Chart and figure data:
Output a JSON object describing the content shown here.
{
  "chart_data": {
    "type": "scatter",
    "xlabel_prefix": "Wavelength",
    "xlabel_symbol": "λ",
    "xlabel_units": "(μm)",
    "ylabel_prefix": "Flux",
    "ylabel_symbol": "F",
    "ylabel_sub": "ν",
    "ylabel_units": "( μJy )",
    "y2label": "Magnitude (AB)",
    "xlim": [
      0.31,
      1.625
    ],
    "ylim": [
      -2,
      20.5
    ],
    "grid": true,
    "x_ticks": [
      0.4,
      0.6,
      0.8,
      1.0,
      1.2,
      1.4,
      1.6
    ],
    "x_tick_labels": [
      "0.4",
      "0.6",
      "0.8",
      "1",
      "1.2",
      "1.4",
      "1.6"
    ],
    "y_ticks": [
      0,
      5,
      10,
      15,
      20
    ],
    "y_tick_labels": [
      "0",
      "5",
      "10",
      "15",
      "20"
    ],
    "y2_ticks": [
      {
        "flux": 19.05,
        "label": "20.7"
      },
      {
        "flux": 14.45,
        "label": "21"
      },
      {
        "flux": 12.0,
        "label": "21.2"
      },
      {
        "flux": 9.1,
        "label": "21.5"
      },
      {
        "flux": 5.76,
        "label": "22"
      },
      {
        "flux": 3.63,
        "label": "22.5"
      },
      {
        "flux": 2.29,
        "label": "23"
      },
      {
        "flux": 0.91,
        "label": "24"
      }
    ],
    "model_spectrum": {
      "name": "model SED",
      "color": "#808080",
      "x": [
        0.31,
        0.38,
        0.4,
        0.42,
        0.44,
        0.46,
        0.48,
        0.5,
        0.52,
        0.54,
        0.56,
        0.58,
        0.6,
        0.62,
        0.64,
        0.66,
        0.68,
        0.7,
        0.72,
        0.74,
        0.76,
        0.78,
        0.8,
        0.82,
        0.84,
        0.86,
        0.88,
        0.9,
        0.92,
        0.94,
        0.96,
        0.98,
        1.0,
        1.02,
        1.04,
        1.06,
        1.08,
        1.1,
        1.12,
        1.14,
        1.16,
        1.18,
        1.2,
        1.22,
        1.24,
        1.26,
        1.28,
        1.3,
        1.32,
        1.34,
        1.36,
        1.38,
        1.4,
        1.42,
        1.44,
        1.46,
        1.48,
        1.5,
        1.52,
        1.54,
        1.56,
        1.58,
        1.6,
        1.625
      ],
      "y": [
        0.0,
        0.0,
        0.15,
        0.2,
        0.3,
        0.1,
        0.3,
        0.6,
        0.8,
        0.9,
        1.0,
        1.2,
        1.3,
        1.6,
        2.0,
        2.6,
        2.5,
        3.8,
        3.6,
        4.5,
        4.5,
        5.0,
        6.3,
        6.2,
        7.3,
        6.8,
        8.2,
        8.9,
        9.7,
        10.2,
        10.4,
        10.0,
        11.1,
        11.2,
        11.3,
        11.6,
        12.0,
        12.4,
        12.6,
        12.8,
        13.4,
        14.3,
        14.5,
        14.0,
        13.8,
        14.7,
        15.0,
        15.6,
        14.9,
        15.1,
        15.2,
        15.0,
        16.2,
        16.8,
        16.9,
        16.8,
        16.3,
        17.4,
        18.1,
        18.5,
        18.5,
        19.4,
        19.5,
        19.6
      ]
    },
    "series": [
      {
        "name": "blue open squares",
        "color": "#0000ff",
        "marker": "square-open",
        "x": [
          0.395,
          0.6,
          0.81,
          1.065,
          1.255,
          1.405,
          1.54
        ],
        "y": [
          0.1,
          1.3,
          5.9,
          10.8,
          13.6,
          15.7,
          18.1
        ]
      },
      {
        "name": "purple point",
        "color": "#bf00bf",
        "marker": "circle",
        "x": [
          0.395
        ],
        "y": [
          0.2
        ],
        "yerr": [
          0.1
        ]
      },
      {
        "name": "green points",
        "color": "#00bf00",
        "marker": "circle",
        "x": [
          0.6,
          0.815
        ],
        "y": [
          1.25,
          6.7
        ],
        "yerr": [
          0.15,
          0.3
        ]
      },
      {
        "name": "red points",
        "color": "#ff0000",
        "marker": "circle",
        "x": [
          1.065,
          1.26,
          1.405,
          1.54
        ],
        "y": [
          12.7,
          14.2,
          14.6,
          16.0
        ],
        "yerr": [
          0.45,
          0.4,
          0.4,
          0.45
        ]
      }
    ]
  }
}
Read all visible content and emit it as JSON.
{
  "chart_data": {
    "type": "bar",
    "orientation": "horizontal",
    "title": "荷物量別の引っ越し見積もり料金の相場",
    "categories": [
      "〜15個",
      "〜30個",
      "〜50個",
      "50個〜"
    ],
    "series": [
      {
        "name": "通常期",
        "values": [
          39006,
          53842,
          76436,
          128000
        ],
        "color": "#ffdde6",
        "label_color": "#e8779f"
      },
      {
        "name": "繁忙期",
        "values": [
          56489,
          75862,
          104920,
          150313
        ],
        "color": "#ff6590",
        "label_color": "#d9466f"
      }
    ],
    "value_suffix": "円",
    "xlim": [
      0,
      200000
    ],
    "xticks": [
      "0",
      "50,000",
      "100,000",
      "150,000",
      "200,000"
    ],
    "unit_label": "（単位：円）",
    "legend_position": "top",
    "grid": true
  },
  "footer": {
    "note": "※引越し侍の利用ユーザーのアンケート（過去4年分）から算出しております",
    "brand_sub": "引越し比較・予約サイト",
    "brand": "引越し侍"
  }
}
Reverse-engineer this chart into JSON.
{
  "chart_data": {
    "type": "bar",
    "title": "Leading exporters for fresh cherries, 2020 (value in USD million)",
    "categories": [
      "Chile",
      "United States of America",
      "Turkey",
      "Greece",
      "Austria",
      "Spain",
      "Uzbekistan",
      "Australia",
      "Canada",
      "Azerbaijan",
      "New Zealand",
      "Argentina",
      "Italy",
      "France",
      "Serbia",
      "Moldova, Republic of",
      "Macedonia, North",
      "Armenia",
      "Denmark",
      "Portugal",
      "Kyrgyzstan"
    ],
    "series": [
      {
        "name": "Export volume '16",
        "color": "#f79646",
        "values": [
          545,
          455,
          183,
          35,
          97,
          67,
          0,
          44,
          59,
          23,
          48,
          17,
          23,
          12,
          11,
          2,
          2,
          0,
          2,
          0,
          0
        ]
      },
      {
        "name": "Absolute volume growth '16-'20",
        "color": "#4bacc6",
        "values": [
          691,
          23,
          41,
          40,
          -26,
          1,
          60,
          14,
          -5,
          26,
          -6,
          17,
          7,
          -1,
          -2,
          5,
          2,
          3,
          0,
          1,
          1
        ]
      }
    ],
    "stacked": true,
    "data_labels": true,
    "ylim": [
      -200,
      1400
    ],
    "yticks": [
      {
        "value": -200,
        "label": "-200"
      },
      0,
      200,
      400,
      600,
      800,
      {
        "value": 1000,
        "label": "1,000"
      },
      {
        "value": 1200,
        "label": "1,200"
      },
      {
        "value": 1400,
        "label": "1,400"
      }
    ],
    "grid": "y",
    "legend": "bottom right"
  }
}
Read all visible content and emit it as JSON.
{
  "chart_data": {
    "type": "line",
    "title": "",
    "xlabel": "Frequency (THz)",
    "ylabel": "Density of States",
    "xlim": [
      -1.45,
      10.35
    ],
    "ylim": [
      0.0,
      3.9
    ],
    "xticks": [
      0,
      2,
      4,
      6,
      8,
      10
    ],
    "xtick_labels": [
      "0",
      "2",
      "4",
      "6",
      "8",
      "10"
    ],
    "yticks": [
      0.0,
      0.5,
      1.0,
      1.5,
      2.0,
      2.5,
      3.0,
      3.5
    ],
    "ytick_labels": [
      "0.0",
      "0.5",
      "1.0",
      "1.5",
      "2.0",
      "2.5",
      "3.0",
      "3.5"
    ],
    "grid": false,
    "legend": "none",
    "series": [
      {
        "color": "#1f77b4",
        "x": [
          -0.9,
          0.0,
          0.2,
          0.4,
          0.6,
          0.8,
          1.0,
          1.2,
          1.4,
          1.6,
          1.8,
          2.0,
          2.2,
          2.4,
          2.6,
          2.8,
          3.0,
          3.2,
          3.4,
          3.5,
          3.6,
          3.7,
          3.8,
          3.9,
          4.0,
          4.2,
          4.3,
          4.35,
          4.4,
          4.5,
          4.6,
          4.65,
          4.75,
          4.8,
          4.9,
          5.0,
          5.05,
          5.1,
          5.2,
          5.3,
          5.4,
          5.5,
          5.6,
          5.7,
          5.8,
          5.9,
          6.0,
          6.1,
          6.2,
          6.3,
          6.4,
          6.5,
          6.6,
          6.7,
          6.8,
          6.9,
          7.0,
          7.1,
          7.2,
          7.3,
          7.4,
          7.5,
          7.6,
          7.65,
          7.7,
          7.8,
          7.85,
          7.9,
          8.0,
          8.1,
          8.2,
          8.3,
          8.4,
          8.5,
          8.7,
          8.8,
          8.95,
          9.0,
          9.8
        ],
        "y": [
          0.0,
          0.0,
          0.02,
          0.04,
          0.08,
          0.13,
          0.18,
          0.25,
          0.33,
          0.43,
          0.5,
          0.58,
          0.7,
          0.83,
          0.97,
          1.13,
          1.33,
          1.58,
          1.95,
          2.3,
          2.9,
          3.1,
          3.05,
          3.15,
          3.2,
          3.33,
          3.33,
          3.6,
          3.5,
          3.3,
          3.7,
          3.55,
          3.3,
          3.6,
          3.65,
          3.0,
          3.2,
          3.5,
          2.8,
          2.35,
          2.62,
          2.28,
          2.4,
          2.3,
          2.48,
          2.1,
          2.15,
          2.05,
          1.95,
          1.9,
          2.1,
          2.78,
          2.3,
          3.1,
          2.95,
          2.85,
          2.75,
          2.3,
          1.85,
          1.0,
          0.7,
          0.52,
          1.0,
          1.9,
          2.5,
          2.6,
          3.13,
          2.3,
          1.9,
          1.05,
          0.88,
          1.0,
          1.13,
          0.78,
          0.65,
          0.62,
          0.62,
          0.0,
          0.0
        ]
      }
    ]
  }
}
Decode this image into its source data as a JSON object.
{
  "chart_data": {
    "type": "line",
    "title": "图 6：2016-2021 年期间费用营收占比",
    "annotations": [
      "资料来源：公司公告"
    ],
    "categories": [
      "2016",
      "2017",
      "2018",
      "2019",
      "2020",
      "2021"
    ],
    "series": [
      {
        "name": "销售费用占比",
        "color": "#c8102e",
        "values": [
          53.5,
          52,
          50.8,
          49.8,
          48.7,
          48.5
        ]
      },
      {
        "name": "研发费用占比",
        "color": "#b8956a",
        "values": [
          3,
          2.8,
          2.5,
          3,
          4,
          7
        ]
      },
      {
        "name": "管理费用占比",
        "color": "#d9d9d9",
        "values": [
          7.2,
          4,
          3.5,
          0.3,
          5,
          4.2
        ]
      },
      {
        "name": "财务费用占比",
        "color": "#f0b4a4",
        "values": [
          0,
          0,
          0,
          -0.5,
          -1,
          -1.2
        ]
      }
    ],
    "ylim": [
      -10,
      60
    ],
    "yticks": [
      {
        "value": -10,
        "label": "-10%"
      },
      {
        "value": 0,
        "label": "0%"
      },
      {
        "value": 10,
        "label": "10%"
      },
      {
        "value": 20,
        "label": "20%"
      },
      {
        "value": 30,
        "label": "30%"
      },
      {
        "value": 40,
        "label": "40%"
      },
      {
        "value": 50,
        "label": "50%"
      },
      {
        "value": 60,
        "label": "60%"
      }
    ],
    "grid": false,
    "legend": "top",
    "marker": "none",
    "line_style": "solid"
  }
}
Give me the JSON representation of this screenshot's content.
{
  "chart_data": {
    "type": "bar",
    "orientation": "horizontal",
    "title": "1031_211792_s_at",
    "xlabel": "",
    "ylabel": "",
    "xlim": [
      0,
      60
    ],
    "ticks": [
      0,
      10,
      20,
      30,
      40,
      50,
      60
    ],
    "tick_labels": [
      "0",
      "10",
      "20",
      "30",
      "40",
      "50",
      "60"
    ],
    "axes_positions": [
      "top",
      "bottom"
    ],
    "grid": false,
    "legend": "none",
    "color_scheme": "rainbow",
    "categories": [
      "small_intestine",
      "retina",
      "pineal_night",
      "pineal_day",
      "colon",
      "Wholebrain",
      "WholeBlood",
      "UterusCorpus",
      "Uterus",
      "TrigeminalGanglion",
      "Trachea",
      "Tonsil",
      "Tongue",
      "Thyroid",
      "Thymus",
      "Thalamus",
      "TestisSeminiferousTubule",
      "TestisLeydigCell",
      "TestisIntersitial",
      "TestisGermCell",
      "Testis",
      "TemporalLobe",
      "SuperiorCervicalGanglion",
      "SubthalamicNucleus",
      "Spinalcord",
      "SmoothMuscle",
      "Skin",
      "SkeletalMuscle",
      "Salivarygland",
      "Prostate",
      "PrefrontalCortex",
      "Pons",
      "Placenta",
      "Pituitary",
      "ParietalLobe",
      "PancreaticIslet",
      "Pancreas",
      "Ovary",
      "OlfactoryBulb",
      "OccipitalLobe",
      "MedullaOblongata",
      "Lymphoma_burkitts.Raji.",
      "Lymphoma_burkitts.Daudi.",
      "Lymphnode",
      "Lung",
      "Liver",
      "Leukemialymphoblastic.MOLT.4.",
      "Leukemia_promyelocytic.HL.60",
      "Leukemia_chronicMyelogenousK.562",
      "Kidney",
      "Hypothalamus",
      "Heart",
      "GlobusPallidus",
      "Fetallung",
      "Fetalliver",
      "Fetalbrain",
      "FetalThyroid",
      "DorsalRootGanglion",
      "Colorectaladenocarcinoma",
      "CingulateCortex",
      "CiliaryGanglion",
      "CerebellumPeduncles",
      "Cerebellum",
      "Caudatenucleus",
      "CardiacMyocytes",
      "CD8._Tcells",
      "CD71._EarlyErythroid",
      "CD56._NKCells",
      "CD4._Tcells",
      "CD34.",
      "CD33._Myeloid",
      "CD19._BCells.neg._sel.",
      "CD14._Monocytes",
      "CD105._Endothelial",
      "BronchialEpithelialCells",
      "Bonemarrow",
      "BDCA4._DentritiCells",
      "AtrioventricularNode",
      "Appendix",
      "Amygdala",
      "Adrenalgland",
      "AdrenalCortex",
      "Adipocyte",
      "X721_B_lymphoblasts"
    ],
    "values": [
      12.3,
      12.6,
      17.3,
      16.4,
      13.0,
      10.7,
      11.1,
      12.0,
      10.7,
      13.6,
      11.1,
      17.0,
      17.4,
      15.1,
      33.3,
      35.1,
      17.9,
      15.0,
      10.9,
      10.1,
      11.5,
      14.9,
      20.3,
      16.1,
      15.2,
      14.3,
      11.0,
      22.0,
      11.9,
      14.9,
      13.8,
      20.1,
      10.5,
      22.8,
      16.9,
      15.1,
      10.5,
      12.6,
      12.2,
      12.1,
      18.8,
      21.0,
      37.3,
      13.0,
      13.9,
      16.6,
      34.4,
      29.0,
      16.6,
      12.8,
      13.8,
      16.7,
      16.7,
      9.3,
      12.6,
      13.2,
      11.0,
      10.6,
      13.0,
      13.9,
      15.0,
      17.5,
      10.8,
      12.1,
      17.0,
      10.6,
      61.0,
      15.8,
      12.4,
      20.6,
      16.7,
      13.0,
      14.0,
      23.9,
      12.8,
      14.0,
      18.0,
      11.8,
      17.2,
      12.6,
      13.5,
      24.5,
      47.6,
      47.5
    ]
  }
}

_WORK INSTRUCTIONS_. Provide solely the number of lines in the data that include the word "content".

_OUTPUT FOR THIS TASK_. 4